REQUEST →
Extract all of the data and reproduce it precisely.

RECORDED INFORMATION →
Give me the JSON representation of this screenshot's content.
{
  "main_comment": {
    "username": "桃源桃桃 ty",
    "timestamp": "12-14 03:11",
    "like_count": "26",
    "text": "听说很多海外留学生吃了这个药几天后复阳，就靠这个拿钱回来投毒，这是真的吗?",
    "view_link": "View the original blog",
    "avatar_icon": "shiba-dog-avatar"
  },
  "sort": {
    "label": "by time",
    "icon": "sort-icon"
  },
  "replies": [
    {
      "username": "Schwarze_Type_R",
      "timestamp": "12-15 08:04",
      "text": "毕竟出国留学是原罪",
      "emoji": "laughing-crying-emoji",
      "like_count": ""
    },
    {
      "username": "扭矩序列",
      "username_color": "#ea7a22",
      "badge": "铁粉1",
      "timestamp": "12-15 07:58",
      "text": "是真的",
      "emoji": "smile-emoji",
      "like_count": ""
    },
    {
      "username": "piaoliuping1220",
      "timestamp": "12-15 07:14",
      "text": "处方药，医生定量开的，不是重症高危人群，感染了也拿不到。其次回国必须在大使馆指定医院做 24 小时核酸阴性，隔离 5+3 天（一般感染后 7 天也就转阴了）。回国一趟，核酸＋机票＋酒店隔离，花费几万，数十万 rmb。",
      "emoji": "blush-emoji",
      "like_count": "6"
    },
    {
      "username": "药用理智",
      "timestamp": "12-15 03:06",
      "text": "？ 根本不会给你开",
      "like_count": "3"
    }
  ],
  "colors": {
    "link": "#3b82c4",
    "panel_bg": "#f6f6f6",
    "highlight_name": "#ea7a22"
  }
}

EXERCISE OUTPUT →
Give me the JSON representation of this screenshot's content.
{
  "main_comment": {
    "username": "桃源桃桃 ty",
    "timestamp": "12-14 03:11",
    "like_count": "26",
    "text": "听说很多海外留学生吃了这个药几天后复阳，就靠这个拿钱回来投毒，这是真的吗?",
    "view_link": "View the original blog",
    "avatar_icon": "shiba-dog-avatar"
  },
  "sort": {
    "label": "by time",
    "icon": "sort-icon"
  },
  "replies": [
    {
      "username": "Schwarze_Type_R",
      "timestamp": "12-15 08:04",
      "text": "毕竟出国留学是原罪",
      "emoji": "laughing-crying-emoji",
      "like_count": ""
    },
    {
      "username": "扭矩序列",
      "username_color": "#ea7a22",
      "badge": "铁粉1",
      "timestamp": "12-15 07:58",
      "text": "是真的",
      "emoji": "smile-emoji",
      "like_count": ""
    },
    {
      "username": "piaoliuping1220",
      "timestamp": "12-15 07:14",
      "text": "处方药，医生定量开的，不是重症高危人群，感染了也拿不到。其次回国必须在大使馆指定医院做 24 小时核酸阴性，隔离 5+3 天（一般感染后 7 天也就转阴了）。回国一趟，核酸＋机票＋酒店隔离，花费几万，数十万 rmb。",
      "emoji": "blush-emoji",
      "like_count": "6"
    },
    {
      "username": "药用理智",
      "timestamp": "12-15 03:06",
      "text": "？ 根本不会给你开",
      "like_count": "3"
    }
  ],
  "colors": {
    "link": "#3b82c4",
    "panel_bg": "#f6f6f6",
    "highlight_name": "#ea7a22"
  }
}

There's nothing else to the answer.